Start of TASK INPUTS

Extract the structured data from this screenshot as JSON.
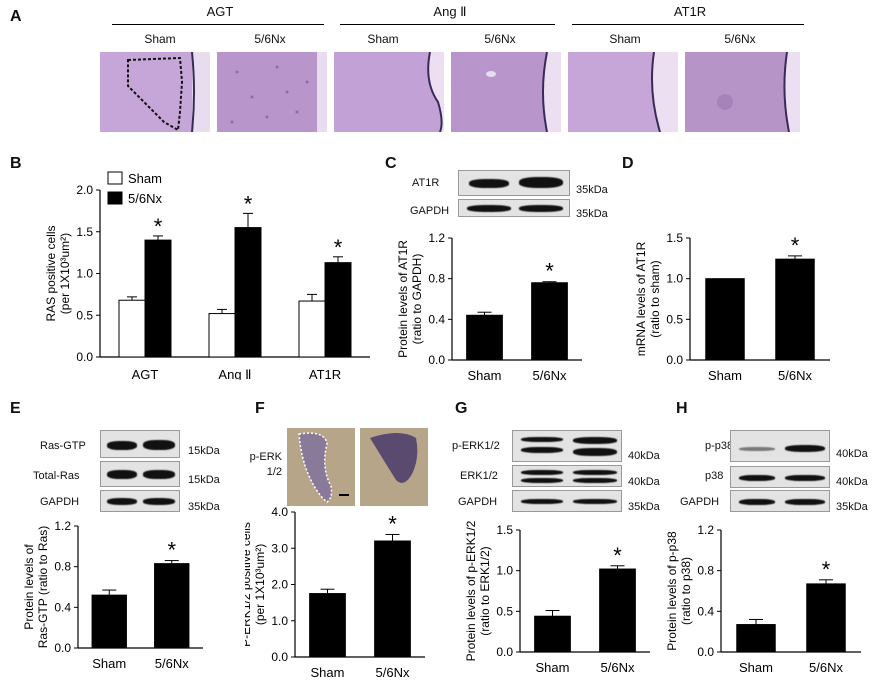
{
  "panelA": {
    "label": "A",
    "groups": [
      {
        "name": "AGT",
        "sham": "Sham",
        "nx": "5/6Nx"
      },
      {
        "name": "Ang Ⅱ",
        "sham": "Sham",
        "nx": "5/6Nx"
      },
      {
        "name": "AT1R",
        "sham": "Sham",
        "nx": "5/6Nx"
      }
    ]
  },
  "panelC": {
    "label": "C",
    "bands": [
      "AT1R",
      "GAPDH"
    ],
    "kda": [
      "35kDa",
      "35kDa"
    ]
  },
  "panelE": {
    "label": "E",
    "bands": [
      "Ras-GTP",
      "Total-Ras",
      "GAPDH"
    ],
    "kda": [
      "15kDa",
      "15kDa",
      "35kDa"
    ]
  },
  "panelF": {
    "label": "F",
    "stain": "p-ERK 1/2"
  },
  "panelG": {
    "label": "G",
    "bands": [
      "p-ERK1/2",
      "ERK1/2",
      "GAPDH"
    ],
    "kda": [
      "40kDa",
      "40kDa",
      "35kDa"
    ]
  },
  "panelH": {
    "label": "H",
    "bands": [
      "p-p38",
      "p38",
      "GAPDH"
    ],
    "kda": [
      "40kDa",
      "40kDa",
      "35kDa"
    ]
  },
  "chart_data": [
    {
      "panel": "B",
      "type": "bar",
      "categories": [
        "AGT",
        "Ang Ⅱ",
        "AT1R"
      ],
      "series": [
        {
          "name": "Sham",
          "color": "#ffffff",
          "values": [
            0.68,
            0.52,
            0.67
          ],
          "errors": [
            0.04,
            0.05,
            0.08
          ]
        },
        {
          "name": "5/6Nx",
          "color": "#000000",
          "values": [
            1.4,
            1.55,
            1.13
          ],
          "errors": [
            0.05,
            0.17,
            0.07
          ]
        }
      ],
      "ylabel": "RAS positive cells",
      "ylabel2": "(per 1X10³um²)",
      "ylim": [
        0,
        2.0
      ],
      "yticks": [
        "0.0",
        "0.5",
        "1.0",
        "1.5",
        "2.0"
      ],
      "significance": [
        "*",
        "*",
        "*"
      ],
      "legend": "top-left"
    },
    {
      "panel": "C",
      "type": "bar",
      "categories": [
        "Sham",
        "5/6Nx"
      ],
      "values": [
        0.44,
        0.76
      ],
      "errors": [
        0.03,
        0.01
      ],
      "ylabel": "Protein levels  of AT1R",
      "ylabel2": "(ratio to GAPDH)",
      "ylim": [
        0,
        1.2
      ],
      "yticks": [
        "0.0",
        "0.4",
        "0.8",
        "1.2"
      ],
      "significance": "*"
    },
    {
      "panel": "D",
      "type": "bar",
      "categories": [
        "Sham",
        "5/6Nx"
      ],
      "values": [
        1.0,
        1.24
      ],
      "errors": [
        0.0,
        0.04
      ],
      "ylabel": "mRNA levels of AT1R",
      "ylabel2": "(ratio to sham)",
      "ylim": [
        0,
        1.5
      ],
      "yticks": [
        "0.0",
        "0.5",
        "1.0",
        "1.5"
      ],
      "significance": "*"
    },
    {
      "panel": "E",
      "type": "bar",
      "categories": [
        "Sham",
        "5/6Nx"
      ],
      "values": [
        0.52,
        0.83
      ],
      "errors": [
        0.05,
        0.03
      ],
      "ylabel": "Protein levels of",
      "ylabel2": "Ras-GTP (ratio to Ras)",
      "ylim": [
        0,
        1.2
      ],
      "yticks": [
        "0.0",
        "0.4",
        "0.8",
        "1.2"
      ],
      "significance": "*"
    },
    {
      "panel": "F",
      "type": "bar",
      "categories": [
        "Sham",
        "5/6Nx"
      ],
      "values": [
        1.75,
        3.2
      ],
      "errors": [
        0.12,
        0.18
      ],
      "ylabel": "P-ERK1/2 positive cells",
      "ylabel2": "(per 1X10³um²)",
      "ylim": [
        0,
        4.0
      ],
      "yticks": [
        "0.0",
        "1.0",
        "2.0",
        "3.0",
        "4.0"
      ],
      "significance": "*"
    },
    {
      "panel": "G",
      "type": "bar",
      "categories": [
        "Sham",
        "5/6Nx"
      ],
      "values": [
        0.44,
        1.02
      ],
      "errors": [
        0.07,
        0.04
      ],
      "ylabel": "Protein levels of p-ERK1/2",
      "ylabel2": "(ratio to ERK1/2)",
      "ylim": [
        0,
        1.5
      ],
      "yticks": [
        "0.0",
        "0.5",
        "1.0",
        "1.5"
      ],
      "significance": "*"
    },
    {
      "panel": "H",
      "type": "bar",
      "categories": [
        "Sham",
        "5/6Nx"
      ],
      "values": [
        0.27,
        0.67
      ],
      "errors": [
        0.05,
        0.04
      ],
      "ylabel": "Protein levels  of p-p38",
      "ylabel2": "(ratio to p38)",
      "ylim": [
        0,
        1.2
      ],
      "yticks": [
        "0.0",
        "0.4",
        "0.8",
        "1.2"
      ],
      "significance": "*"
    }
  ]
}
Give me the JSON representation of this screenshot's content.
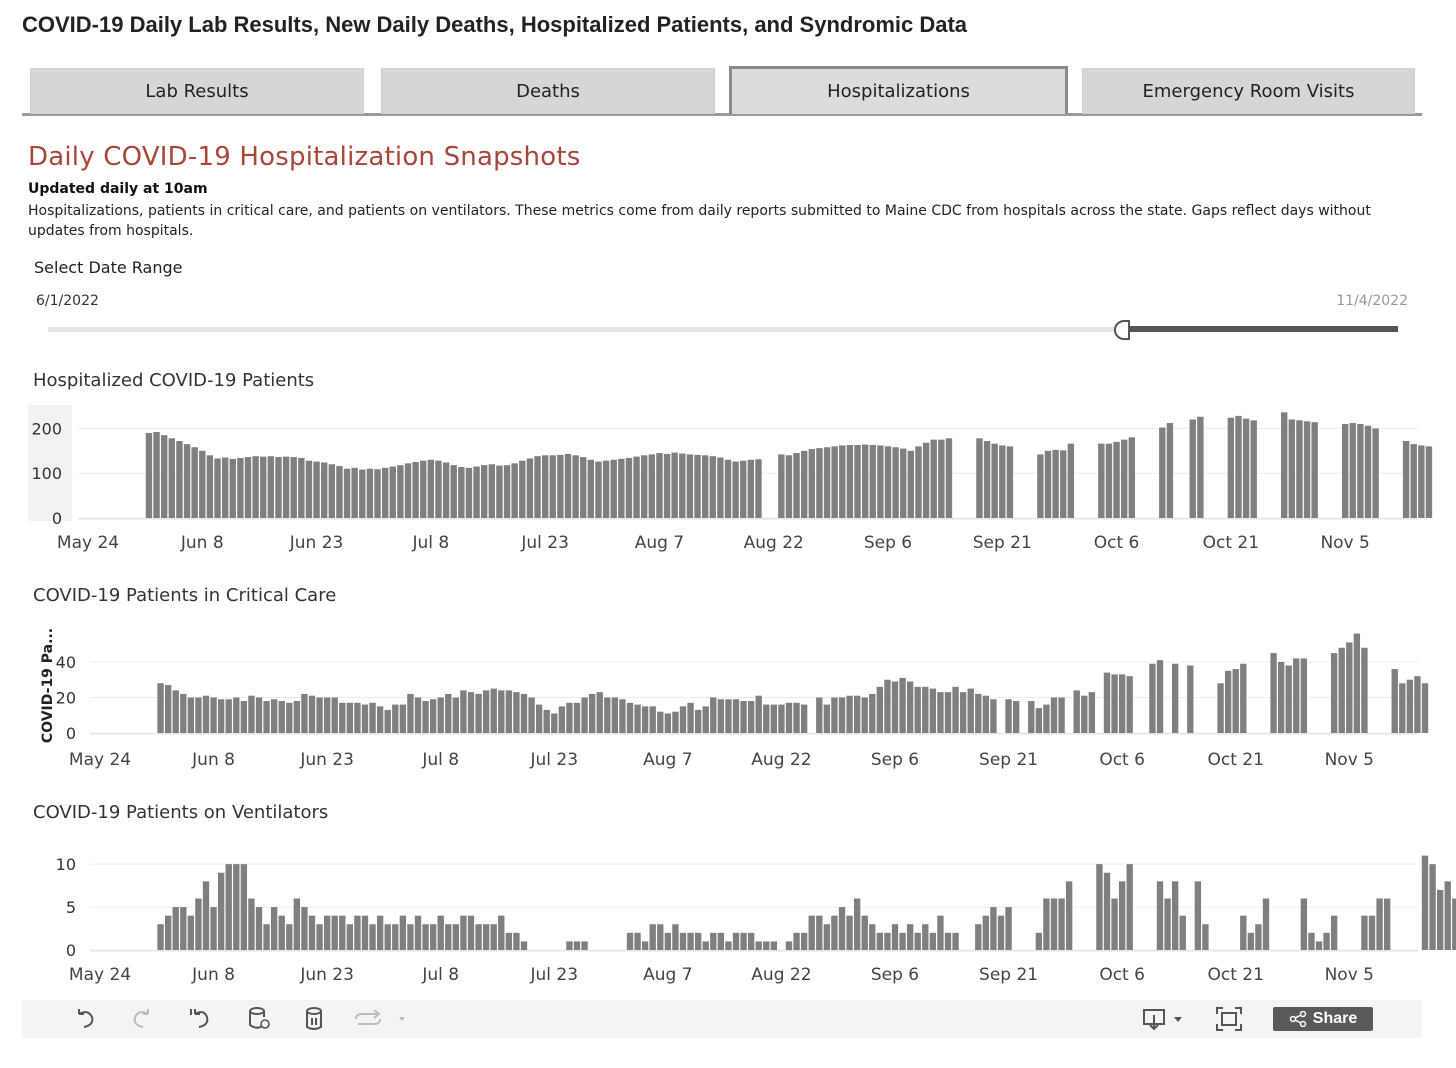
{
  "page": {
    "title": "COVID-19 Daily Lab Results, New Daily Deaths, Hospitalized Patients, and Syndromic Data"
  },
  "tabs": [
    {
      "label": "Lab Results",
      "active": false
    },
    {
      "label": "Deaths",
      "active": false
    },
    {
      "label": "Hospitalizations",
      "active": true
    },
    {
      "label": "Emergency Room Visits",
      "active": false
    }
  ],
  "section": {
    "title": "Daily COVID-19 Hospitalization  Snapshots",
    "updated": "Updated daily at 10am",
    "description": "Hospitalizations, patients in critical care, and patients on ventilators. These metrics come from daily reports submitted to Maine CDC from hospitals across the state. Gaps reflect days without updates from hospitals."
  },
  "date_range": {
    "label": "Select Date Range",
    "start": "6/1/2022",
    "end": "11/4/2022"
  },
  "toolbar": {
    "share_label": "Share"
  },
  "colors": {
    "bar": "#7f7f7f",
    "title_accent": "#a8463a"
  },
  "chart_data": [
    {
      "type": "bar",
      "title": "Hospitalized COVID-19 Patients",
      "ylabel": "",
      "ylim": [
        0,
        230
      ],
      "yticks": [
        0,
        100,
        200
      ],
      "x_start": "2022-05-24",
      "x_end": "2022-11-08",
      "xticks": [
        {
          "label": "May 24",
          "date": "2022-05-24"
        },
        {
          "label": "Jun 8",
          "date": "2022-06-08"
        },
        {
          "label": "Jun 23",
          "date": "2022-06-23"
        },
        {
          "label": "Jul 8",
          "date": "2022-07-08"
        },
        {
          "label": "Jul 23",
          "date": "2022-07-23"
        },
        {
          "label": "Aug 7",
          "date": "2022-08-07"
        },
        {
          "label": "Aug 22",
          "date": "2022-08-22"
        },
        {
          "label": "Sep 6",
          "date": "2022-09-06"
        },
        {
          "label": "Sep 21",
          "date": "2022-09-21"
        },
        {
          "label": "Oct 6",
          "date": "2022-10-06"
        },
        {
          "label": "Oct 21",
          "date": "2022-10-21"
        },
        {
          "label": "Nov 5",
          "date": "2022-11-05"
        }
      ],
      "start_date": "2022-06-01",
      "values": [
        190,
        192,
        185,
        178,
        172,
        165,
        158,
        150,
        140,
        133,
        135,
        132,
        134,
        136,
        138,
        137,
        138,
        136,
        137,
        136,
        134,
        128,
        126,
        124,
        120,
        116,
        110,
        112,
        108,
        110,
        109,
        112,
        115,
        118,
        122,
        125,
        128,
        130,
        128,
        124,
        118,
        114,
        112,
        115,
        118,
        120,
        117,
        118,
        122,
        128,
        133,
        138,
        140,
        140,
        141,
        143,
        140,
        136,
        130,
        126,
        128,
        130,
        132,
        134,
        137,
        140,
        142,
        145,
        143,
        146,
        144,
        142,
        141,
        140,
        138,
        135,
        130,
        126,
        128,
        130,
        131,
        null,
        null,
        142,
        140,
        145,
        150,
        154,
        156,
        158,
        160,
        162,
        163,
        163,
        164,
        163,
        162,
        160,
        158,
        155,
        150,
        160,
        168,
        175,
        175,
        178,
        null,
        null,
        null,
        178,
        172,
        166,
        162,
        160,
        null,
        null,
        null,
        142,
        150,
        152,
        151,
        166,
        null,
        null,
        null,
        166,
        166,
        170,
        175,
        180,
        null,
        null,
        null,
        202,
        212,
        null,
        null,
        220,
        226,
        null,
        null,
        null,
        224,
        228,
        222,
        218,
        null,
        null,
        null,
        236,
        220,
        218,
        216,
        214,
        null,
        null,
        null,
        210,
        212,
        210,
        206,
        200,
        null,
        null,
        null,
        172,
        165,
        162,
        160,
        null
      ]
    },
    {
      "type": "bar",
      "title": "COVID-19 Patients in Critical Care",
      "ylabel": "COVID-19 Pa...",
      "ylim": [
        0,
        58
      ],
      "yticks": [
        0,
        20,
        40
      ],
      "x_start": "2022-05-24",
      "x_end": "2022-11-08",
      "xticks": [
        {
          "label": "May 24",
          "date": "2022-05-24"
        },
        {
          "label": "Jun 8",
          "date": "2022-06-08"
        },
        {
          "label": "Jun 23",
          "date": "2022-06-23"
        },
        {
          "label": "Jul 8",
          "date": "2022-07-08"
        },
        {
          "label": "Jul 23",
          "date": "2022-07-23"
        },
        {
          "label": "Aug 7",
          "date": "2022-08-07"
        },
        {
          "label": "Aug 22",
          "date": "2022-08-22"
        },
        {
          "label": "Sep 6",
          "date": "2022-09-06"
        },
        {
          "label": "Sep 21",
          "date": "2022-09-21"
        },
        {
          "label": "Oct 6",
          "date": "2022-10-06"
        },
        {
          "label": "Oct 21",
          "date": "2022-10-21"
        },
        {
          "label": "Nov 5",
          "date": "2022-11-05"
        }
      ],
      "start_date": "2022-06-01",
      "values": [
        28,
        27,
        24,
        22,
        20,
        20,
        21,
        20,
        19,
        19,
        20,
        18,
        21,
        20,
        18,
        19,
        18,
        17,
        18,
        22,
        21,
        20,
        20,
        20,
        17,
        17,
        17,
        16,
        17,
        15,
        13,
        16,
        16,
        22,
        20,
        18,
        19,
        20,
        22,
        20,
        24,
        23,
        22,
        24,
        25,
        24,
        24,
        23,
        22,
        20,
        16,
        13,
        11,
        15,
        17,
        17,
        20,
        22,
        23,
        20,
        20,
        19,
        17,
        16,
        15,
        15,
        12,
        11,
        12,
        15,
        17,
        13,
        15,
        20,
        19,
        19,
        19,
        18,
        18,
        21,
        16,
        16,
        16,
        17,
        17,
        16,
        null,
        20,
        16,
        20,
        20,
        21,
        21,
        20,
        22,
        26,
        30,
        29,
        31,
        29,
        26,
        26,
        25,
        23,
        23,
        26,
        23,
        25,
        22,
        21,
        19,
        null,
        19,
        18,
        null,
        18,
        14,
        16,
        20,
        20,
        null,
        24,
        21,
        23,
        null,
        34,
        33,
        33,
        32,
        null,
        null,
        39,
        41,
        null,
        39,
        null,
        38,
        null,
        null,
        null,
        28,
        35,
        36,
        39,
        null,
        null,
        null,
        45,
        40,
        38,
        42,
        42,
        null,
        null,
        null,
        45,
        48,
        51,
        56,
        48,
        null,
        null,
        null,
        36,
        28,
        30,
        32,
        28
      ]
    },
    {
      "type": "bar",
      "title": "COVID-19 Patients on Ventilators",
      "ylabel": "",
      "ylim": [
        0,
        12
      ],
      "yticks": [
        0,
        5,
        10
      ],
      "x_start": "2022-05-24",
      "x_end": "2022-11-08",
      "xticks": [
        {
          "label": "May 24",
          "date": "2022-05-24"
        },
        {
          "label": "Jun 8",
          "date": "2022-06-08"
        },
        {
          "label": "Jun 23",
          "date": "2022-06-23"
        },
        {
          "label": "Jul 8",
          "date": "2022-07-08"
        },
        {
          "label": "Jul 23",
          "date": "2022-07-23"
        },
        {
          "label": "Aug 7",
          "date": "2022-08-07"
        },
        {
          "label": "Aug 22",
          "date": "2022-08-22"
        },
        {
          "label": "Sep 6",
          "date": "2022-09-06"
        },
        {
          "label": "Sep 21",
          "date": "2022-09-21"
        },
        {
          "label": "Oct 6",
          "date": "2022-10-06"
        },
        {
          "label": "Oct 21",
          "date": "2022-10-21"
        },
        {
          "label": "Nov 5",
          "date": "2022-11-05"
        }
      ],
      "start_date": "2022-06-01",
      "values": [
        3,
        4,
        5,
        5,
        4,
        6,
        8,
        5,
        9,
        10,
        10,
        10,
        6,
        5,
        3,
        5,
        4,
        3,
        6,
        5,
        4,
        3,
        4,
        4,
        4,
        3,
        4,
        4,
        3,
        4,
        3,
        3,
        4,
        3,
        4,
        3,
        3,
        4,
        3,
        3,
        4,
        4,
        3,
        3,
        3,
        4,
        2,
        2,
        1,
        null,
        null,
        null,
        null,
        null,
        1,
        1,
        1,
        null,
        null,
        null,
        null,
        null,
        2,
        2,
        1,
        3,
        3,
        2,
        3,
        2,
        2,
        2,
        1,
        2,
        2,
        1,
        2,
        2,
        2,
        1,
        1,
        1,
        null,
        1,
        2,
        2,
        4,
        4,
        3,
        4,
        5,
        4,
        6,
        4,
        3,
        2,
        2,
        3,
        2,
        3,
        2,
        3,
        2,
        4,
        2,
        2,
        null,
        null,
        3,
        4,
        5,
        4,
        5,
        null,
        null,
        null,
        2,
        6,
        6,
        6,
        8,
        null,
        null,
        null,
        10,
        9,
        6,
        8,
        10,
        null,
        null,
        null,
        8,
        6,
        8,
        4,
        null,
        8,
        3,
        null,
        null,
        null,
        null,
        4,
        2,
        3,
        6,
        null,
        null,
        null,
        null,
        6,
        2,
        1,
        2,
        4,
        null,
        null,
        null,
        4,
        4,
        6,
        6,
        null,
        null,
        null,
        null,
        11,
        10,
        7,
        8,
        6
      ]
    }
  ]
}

End of TASK INPUTS
Start of TASK INPUTS

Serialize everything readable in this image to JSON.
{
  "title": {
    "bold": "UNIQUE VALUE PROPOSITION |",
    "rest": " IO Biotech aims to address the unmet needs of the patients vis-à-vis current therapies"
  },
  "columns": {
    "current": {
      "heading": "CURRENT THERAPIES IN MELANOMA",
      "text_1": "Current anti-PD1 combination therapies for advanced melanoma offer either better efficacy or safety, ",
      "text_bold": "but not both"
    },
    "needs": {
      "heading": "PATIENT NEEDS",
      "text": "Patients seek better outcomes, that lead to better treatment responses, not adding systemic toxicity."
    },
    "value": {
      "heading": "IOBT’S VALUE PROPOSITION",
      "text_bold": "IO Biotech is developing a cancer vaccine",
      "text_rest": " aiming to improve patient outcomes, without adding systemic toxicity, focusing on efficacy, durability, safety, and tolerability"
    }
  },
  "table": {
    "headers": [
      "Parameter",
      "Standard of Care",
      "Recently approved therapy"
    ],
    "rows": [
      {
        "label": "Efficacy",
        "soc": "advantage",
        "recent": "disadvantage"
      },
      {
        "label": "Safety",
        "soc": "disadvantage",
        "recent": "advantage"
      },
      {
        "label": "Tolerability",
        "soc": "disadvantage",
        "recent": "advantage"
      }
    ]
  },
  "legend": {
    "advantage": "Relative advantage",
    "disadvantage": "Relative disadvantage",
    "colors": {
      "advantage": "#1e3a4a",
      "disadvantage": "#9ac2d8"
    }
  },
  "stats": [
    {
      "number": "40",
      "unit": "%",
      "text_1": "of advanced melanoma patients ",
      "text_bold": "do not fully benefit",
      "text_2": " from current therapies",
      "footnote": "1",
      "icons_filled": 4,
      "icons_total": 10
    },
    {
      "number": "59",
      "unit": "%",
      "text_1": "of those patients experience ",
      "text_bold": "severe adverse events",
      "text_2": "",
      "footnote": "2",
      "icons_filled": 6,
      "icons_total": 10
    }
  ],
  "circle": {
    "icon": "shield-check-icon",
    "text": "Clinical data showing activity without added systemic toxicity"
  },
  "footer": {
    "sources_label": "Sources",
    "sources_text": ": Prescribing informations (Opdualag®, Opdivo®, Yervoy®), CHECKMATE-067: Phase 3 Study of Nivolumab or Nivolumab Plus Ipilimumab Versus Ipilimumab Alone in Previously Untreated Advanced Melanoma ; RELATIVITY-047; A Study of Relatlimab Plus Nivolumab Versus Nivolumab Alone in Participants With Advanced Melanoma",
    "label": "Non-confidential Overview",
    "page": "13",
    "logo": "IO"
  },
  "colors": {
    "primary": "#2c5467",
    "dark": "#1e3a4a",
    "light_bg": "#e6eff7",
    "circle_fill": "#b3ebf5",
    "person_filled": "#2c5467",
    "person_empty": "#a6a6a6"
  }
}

End of TASK INPUTS
Start of TASK INPUTS

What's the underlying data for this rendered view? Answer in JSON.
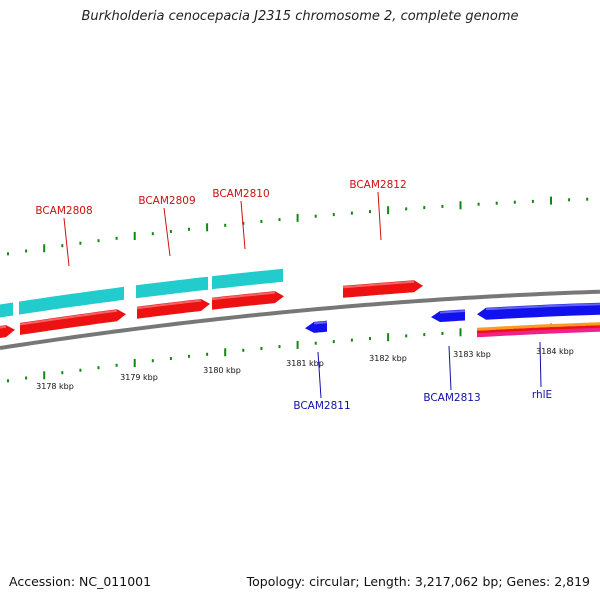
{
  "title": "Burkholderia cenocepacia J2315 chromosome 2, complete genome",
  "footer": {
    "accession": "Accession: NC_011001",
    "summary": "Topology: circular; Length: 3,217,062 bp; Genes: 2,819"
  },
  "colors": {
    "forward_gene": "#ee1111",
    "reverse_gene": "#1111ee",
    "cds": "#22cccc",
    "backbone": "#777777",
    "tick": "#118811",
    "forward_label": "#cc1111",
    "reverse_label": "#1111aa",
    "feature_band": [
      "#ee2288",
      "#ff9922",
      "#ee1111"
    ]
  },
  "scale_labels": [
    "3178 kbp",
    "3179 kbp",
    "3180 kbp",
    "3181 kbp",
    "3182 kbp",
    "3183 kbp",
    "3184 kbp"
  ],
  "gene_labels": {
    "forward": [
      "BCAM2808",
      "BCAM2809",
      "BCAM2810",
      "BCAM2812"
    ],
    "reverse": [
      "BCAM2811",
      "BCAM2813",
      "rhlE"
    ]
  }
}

End of TASK INPUTS

Every line of the entries above that includes "heading" should be copied.

      "heading": "CURRENT THERAPIES IN MELANOMA",
      "heading": "PATIENT NEEDS",
      "heading": "IOBT’S VALUE PROPOSITION",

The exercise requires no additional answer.